Exercise - Steering experiments (sycophancy)

Difficulty: 🔴🔴🔴⚪⚪
Importance: 🔵🔵🔵🔵🔵
> You should spend up to 25-30 minutes on this exercise.

Let's see if our sycophancy vector actually works. We'll generate responses at multiple steering coefficients and score them with the autorater to check whether sycophancy increases/decreases as expected.

Your task: implement run_steering_experiment which: 1. For each coefficient in the list, uses ActivationSteerer to generate responses to the evaluation questions 2. Scores each response with the autorater 3. Returns results organized for plotting

Hints
  • Use the ActivationSteerer context manager from the previous exercise
  • For generation, use model.generate() inside the context manager
  • Score responses using score_trait_response from Exercise 3.3
  • The steering vector should be at the layer specified (default: layer 20)

+ + + + +

What is asked:
1/ Does each statement below agree with the steering exercise above? (a) The exercise should take up to 25-30 minutes. (b) Responses are scored with score_trait_response from Exercise 3.3. (c) By default, the steering vector sits at layer 10. Answer yes or no for each, and quote the deciding words of the exercise.
2/ Print the part of the steering exercise from "Let's see if" to "(default: layer 20)".

+ + + + +

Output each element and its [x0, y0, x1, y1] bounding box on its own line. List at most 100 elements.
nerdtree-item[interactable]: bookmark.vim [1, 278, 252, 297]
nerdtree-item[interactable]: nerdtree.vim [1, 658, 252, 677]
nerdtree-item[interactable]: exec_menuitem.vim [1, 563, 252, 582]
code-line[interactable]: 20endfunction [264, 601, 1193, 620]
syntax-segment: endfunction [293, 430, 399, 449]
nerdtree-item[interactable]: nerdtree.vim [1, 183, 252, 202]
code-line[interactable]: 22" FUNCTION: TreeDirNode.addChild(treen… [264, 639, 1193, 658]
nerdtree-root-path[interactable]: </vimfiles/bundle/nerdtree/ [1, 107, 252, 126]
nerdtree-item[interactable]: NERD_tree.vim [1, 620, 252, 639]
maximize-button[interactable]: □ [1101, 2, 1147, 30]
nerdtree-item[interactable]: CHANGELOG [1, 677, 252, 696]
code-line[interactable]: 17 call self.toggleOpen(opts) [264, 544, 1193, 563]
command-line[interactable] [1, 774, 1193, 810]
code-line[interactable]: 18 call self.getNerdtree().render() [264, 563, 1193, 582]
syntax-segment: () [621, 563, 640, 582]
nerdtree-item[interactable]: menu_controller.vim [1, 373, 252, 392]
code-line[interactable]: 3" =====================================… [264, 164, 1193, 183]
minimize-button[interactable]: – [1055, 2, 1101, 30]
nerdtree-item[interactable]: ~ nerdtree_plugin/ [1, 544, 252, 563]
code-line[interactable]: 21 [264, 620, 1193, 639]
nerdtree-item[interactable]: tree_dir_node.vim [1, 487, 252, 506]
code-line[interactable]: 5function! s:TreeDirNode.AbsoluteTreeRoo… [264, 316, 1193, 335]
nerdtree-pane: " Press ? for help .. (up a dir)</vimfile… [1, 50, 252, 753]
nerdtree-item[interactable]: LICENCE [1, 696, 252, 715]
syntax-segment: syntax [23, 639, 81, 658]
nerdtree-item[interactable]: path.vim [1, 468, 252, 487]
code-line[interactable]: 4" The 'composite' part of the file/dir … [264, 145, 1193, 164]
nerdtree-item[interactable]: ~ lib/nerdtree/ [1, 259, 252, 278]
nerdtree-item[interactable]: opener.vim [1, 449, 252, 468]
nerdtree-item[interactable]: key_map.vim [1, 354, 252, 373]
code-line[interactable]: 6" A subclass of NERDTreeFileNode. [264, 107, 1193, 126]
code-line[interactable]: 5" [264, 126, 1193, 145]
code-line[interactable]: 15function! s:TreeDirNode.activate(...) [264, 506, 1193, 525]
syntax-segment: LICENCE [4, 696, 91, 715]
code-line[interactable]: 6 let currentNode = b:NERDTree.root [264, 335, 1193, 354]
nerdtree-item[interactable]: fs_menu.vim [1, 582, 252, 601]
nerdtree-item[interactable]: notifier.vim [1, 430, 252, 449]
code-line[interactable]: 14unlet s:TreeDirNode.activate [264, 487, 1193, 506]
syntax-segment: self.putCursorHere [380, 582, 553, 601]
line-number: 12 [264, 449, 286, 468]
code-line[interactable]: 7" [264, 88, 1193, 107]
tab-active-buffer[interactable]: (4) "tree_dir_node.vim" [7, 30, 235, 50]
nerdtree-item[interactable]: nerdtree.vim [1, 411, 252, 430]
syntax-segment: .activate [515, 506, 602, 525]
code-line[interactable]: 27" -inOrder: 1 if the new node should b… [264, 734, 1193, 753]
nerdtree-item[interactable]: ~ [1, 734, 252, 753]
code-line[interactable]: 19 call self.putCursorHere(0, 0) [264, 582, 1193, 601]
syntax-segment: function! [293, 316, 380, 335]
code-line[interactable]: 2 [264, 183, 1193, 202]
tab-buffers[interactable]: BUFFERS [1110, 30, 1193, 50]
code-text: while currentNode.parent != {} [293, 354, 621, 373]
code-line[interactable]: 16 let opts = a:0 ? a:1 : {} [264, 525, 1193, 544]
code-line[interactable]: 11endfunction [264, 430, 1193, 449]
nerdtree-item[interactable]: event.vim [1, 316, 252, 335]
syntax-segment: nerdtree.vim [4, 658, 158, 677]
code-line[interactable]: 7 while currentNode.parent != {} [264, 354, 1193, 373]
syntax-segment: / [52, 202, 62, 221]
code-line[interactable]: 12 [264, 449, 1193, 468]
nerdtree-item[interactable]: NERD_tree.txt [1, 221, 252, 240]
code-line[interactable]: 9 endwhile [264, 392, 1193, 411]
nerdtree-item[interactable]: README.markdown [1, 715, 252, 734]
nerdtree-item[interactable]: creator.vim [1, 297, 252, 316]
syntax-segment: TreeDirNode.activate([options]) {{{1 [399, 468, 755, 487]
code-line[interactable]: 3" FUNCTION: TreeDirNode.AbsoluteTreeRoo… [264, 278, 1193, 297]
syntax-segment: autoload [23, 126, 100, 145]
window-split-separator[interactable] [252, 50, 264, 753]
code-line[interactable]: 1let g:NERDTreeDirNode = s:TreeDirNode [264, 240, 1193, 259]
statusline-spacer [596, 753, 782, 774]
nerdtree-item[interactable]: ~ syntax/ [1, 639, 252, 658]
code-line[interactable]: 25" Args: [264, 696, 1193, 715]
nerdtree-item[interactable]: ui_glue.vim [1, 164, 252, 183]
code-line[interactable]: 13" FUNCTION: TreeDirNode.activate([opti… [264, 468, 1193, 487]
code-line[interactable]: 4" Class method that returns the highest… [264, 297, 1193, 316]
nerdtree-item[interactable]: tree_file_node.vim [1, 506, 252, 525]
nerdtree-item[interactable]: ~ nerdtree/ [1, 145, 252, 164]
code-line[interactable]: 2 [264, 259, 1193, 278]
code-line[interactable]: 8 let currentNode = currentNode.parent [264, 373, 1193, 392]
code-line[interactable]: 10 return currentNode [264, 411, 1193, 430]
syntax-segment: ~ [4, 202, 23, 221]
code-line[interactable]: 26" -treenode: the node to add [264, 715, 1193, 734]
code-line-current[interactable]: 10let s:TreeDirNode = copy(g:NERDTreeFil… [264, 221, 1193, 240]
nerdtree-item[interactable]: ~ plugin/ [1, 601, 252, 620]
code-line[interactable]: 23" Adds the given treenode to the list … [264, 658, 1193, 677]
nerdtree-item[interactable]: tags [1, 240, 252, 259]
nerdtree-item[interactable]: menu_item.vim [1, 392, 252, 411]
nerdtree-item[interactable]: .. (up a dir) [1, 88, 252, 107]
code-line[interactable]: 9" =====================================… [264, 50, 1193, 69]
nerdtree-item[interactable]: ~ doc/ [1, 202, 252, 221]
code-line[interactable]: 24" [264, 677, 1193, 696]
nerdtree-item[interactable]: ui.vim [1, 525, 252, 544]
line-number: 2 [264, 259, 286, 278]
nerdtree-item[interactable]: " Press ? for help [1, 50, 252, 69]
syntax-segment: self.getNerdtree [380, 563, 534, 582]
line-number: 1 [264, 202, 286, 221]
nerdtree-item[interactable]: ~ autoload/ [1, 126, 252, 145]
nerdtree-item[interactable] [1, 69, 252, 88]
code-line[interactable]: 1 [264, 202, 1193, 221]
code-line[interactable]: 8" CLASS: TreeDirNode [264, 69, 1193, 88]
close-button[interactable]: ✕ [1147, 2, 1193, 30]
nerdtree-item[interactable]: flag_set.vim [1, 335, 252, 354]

+ + + + +

Solutions per task:
1/
(a) Yes: "You should spend up to 25-30 minutes on this exercise."
(b) Yes: "Score responses using score_trait_response from Exercise 3.3"
(c) No: "default: layer 20"

2/
Let's see if our sycophancy vector actually works. We'll generate responses at multiple steering coefficients and score them with the autorater to check whether sycophancy increases/decreases as expected.

Your task: implement run_steering_experiment which: 1. For each coefficient in the list, uses ActivationSteerer to generate responses to the evaluation questions 2. Scores each response with the autorater 3. Returns results organized for plotting

Hints
  • Use the ActivationSteerer context manager from the previous exercise
  • For generation, use model.generate() inside the context manager
  • Score responses using score_trait_response from Exercise 3.3
  • The steering vector should be at the layer specified (default: layer 20)